### Brief
Exclude the pictures and retype the entries as written.

### Input rows
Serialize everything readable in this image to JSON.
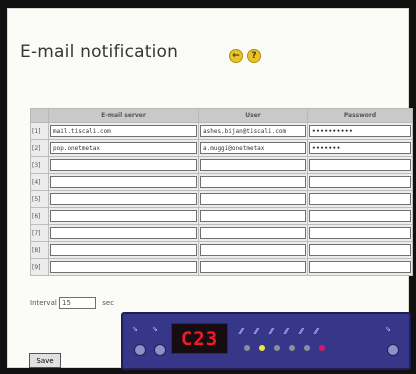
{
  "page": {
    "title": "E-mail notification",
    "help_icons": [
      {
        "glyph": "←"
      },
      {
        "glyph": "?"
      }
    ]
  },
  "table": {
    "headers": [
      "",
      "E-mail server",
      "User",
      "Password"
    ],
    "rows": [
      {
        "index": "[1]",
        "server": "mail.tiscali.com",
        "user": "ashes.bijan@tiscali.com",
        "password": "••••••••••"
      },
      {
        "index": "[2]",
        "server": "pop.onetmetax",
        "user": "a.muggi@onetmetax",
        "password": "•••••••"
      },
      {
        "index": "[3]",
        "server": "",
        "user": "",
        "password": ""
      },
      {
        "index": "[4]",
        "server": "",
        "user": "",
        "password": ""
      },
      {
        "index": "[5]",
        "server": "",
        "user": "",
        "password": ""
      },
      {
        "index": "[6]",
        "server": "",
        "user": "",
        "password": ""
      },
      {
        "index": "[7]",
        "server": "",
        "user": "",
        "password": ""
      },
      {
        "index": "[8]",
        "server": "",
        "user": "",
        "password": ""
      },
      {
        "index": "[9]",
        "server": "",
        "user": "",
        "password": ""
      }
    ]
  },
  "interval": {
    "label": "Interval",
    "value": "15",
    "unit": "sec"
  },
  "actions": {
    "save_label": "Save"
  },
  "device": {
    "display_text": "C23"
  }
}
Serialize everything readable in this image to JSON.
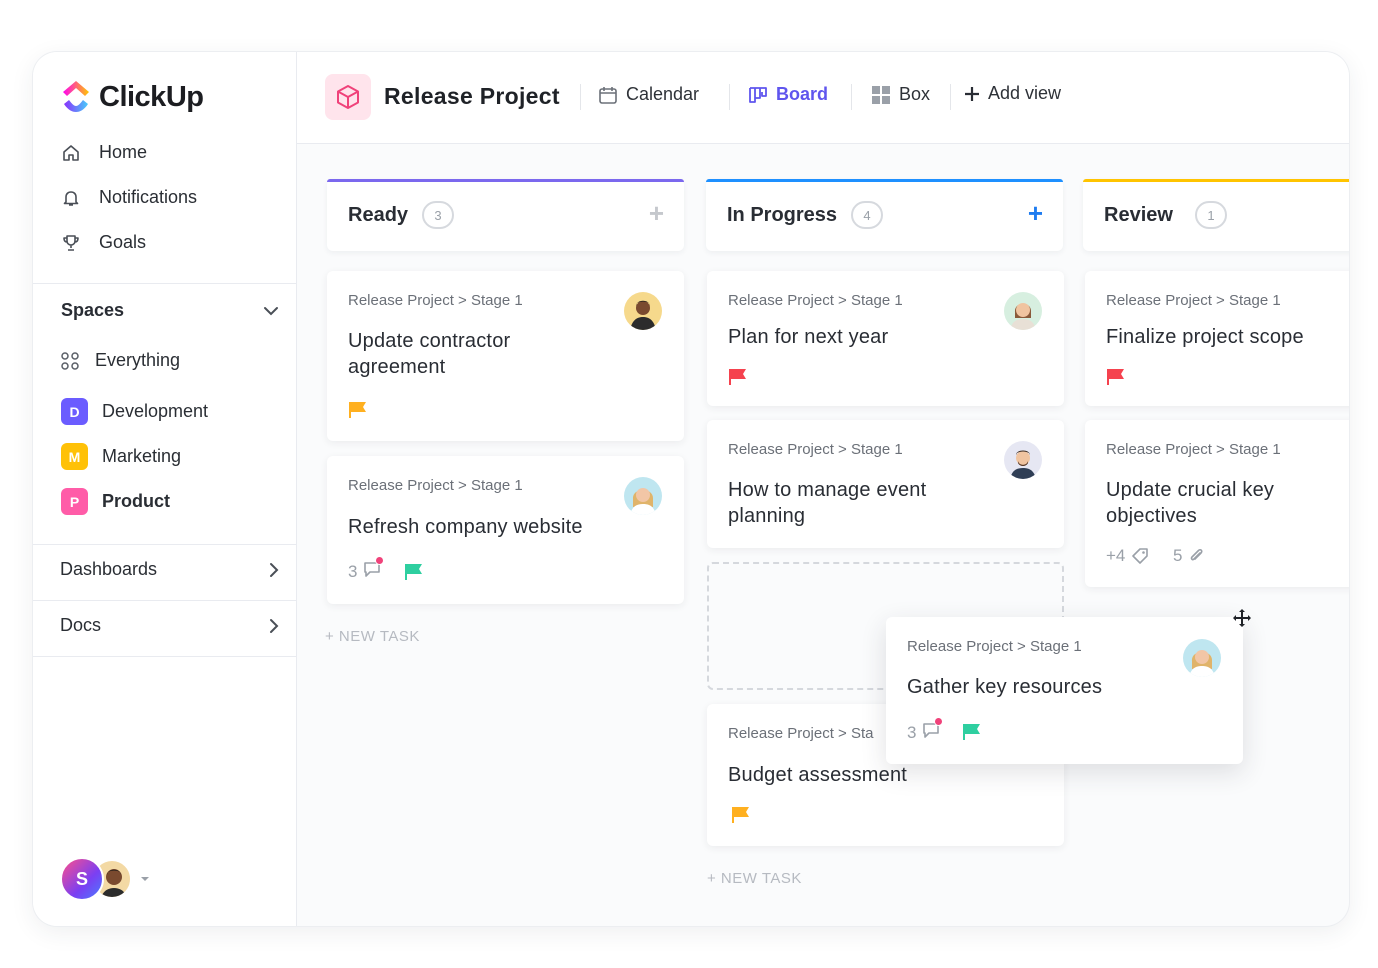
{
  "app": {
    "name": "ClickUp"
  },
  "sidebar": {
    "nav": [
      {
        "label": "Home",
        "icon": "home-icon"
      },
      {
        "label": "Notifications",
        "icon": "bell-icon"
      },
      {
        "label": "Goals",
        "icon": "trophy-icon"
      }
    ],
    "spaces_label": "Spaces",
    "spaces": [
      {
        "label": "Everything",
        "icon": "grid-dots-icon"
      },
      {
        "label": "Development",
        "badge": "D",
        "color": "#6b5cff"
      },
      {
        "label": "Marketing",
        "badge": "M",
        "color": "#ffc107"
      },
      {
        "label": "Product",
        "badge": "P",
        "color": "#ff5ca8"
      }
    ],
    "dashboards_label": "Dashboards",
    "docs_label": "Docs",
    "user_initial": "S"
  },
  "header": {
    "project_title": "Release Project",
    "views": [
      {
        "label": "Calendar",
        "icon": "calendar-icon",
        "active": false
      },
      {
        "label": "Board",
        "icon": "board-icon",
        "active": true
      },
      {
        "label": "Box",
        "icon": "box-grid-icon",
        "active": false
      }
    ],
    "add_view_label": "Add view"
  },
  "columns": [
    {
      "title": "Ready",
      "count": "3",
      "color": "#7b68ee"
    },
    {
      "title": "In Progress",
      "count": "4",
      "color": "#1e90ff"
    },
    {
      "title": "Review",
      "count": "1",
      "color": "#ffc400"
    }
  ],
  "cards": {
    "ready": [
      {
        "crumb": "Release Project > Stage 1",
        "title_lines": [
          "Update contractor",
          "agreement"
        ],
        "flag": "#ffb020"
      },
      {
        "crumb": "Release Project > Stage 1",
        "title": "Refresh company website",
        "comments": "3",
        "flag": "#2ecfa0"
      }
    ],
    "in_progress": [
      {
        "crumb": "Release Project > Stage 1",
        "title": "Plan for next year",
        "flag": "#f5424e"
      },
      {
        "crumb": "Release Project > Stage 1",
        "title_lines": [
          "How to manage event",
          "planning"
        ]
      },
      {
        "crumb": "Release Project > Sta",
        "title": "Budget assessment",
        "flag": "#ffb020"
      }
    ],
    "review": [
      {
        "crumb": "Release Project > Stage 1",
        "title": "Finalize project scope",
        "flag": "#f5424e"
      },
      {
        "crumb": "Release Project > Stage 1",
        "title_lines": [
          "Update crucial key",
          "objectives"
        ],
        "tags": "+4",
        "attachments": "5"
      }
    ],
    "dragging": {
      "crumb": "Release Project > Stage 1",
      "title": "Gather key resources",
      "comments": "3",
      "flag": "#2ecfa0"
    }
  },
  "new_task_label": "+ NEW TASK"
}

### Task answer
Serialize everything readable in this image to JSON.
{
  "page": {
    "title": "E-mail notification",
    "help_icons": [
      {
        "glyph": "←"
      },
      {
        "glyph": "?"
      }
    ]
  },
  "table": {
    "headers": [
      "",
      "E-mail server",
      "User",
      "Password"
    ],
    "rows": [
      {
        "index": "[1]",
        "server": "mail.tiscali.com",
        "user": "ashes.bijan@tiscali.com",
        "password": "••••••••••"
      },
      {
        "index": "[2]",
        "server": "pop.onetmetax",
        "user": "a.muggi@onetmetax",
        "password": "•••••••"
      },
      {
        "index": "[3]",
        "server": "",
        "user": "",
        "password": ""
      },
      {
        "index": "[4]",
        "server": "",
        "user": "",
        "password": ""
      },
      {
        "index": "[5]",
        "server": "",
        "user": "",
        "password": ""
      },
      {
        "index": "[6]",
        "server": "",
        "user": "",
        "password": ""
      },
      {
        "index": "[7]",
        "server": "",
        "user": "",
        "password": ""
      },
      {
        "index": "[8]",
        "server": "",
        "user": "",
        "password": ""
      },
      {
        "index": "[9]",
        "server": "",
        "user": "",
        "password": ""
      }
    ]
  },
  "interval": {
    "label": "Interval",
    "value": "15",
    "unit": "sec"
  },
  "actions": {
    "save_label": "Save"
  },
  "device": {
    "display_text": "C23"
  }
}
Serialize everything readable in this image to JSON.
{
  "app": {
    "name": "ClickUp"
  },
  "sidebar": {
    "nav": [
      {
        "label": "Home",
        "icon": "home-icon"
      },
      {
        "label": "Notifications",
        "icon": "bell-icon"
      },
      {
        "label": "Goals",
        "icon": "trophy-icon"
      }
    ],
    "spaces_label": "Spaces",
    "spaces": [
      {
        "label": "Everything",
        "icon": "grid-dots-icon"
      },
      {
        "label": "Development",
        "badge": "D",
        "color": "#6b5cff"
      },
      {
        "label": "Marketing",
        "badge": "M",
        "color": "#ffc107"
      },
      {
        "label": "Product",
        "badge": "P",
        "color": "#ff5ca8"
      }
    ],
    "dashboards_label": "Dashboards",
    "docs_label": "Docs",
    "user_initial": "S"
  },
  "header": {
    "project_title": "Release Project",
    "views": [
      {
        "label": "Calendar",
        "icon": "calendar-icon",
        "active": false
      },
      {
        "label": "Board",
        "icon": "board-icon",
        "active": true
      },
      {
        "label": "Box",
        "icon": "box-grid-icon",
        "active": false
      }
    ],
    "add_view_label": "Add view"
  },
  "columns": [
    {
      "title": "Ready",
      "count": "3",
      "color": "#7b68ee"
    },
    {
      "title": "In Progress",
      "count": "4",
      "color": "#1e90ff"
    },
    {
      "title": "Review",
      "count": "1",
      "color": "#ffc400"
    }
  ],
  "cards": {
    "ready": [
      {
        "crumb": "Release Project > Stage 1",
        "title_lines": [
          "Update contractor",
          "agreement"
        ],
        "flag": "#ffb020"
      },
      {
        "crumb": "Release Project > Stage 1",
        "title": "Refresh company website",
        "comments": "3",
        "flag": "#2ecfa0"
      }
    ],
    "in_progress": [
      {
        "crumb": "Release Project > Stage 1",
        "title": "Plan for next year",
        "flag": "#f5424e"
      },
      {
        "crumb": "Release Project > Stage 1",
        "title_lines": [
          "How to manage event",
          "planning"
        ]
      },
      {
        "crumb": "Release Project > Sta",
        "title": "Budget assessment",
        "flag": "#ffb020"
      }
    ],
    "review": [
      {
        "crumb": "Release Project > Stage 1",
        "title": "Finalize project scope",
        "flag": "#f5424e"
      },
      {
        "crumb": "Release Project > Stage 1",
        "title_lines": [
          "Update crucial key",
          "objectives"
        ],
        "tags": "+4",
        "attachments": "5"
      }
    ],
    "dragging": {
      "crumb": "Release Project > Stage 1",
      "title": "Gather key resources",
      "comments": "3",
      "flag": "#2ecfa0"
    }
  },
  "new_task_label": "+ NEW TASK"
}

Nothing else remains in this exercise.